◆ RECORDS TO USE

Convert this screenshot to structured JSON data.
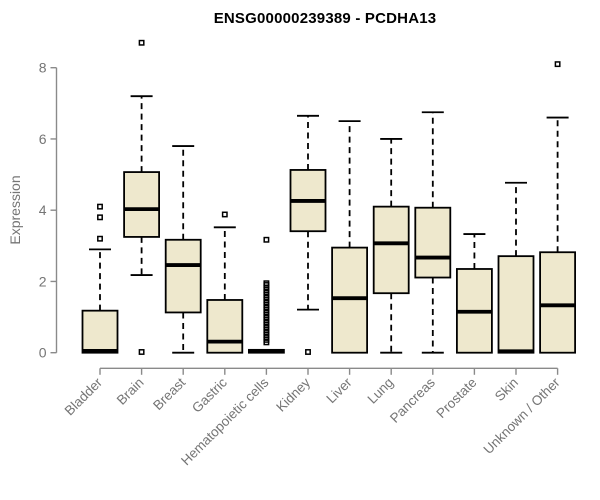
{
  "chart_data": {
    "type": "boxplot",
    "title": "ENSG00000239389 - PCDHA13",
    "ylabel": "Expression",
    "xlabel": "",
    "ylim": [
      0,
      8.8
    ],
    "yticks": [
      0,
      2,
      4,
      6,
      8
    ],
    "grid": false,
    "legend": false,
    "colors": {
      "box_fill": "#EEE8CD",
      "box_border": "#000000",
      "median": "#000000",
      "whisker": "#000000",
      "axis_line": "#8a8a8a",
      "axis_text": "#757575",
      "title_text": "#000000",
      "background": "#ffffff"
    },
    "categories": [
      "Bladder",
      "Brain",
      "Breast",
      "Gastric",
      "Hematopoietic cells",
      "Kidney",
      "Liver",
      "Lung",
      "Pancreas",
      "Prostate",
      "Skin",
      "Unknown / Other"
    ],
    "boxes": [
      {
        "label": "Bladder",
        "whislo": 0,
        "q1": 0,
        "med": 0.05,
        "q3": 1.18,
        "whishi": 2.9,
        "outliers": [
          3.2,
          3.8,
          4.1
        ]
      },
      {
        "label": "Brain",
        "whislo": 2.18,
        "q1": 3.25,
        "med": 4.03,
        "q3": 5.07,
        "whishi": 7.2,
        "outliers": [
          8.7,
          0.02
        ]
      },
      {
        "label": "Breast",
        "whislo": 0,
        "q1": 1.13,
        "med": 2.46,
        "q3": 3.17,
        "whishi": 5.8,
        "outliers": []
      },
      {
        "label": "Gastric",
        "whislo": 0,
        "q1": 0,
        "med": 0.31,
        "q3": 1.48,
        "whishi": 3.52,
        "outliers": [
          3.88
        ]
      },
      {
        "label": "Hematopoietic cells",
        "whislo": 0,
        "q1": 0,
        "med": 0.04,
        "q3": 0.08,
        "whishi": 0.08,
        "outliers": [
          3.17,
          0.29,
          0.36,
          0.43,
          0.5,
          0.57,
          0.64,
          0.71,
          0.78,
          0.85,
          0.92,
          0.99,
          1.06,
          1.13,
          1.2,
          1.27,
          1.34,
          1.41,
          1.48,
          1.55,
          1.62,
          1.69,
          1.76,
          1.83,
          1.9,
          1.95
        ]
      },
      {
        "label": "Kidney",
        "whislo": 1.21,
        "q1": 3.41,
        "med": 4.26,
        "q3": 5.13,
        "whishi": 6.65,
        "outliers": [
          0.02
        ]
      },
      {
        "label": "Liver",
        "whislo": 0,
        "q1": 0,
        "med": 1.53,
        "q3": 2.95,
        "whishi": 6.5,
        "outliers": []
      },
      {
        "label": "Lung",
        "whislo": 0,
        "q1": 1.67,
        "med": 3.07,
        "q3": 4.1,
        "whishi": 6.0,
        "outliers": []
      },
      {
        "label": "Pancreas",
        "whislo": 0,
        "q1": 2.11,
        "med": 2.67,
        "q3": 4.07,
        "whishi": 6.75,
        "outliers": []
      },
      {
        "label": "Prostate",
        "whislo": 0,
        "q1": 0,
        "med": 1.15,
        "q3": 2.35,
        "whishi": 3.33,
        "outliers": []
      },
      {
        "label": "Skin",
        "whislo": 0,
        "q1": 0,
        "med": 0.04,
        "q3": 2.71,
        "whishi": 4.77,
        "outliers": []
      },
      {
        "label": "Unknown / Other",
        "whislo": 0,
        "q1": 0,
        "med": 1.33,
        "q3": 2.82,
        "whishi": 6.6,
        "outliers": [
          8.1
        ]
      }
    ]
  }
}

◆ ABOUT THIS TASK
Using the data above, count the lines where "cells" appears. Reply with the number only.

◆ OUTPUT OF THE TASK
2